Pictures should be excluded; otherwise, copy every entry exactly.

##### Material for this exercise #####

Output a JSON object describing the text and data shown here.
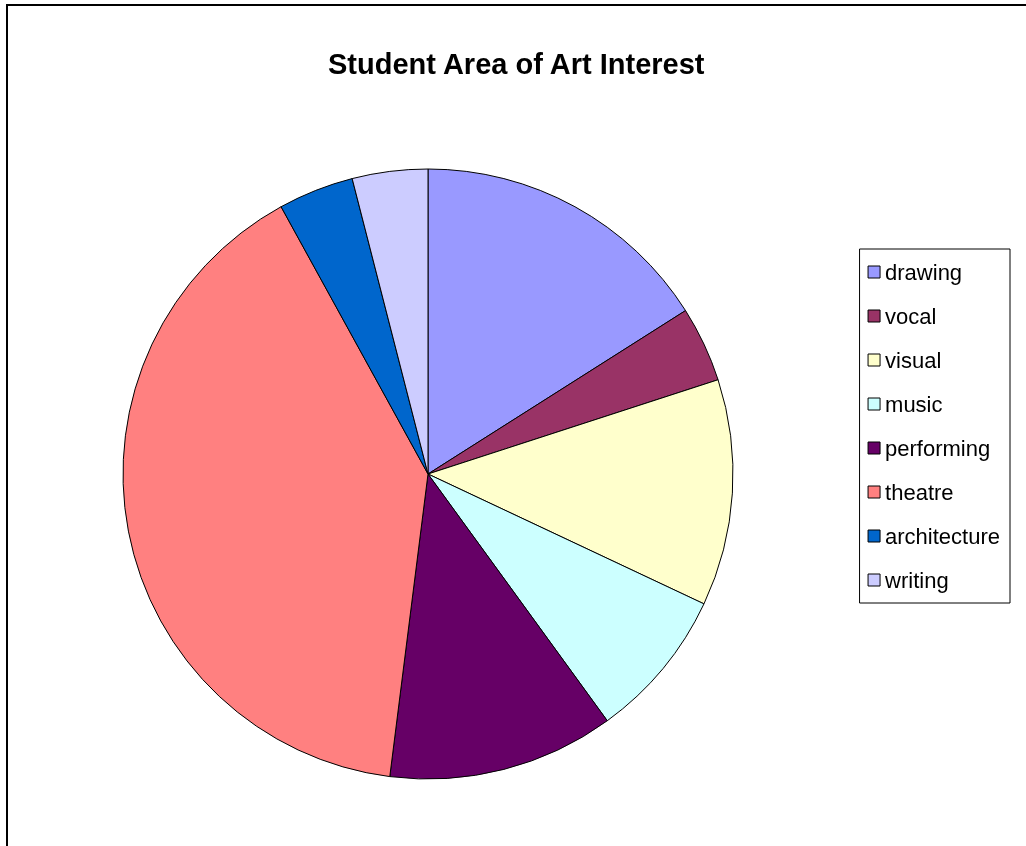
{
  "chart_data": {
    "type": "pie",
    "title": "Student Area of Art Interest",
    "categories": [
      "drawing",
      "vocal",
      "visual",
      "music",
      "performing",
      "theatre",
      "architecture",
      "writing"
    ],
    "values": [
      16,
      4,
      12,
      8,
      12,
      40,
      4,
      4
    ],
    "colors": [
      "#9999ff",
      "#993366",
      "#ffffcc",
      "#ccffff",
      "#660066",
      "#ff8080",
      "#0066cc",
      "#ccccff"
    ],
    "legend": "right"
  }
}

#####

Task output:
Output a JSON object describing the text and data shown here.
{
  "chart_data": {
    "type": "pie",
    "title": "Student Area of Art Interest",
    "categories": [
      "drawing",
      "vocal",
      "visual",
      "music",
      "performing",
      "theatre",
      "architecture",
      "writing"
    ],
    "values": [
      16,
      4,
      12,
      8,
      12,
      40,
      4,
      4
    ],
    "colors": [
      "#9999ff",
      "#993366",
      "#ffffcc",
      "#ccffff",
      "#660066",
      "#ff8080",
      "#0066cc",
      "#ccccff"
    ],
    "legend": "right"
  }
}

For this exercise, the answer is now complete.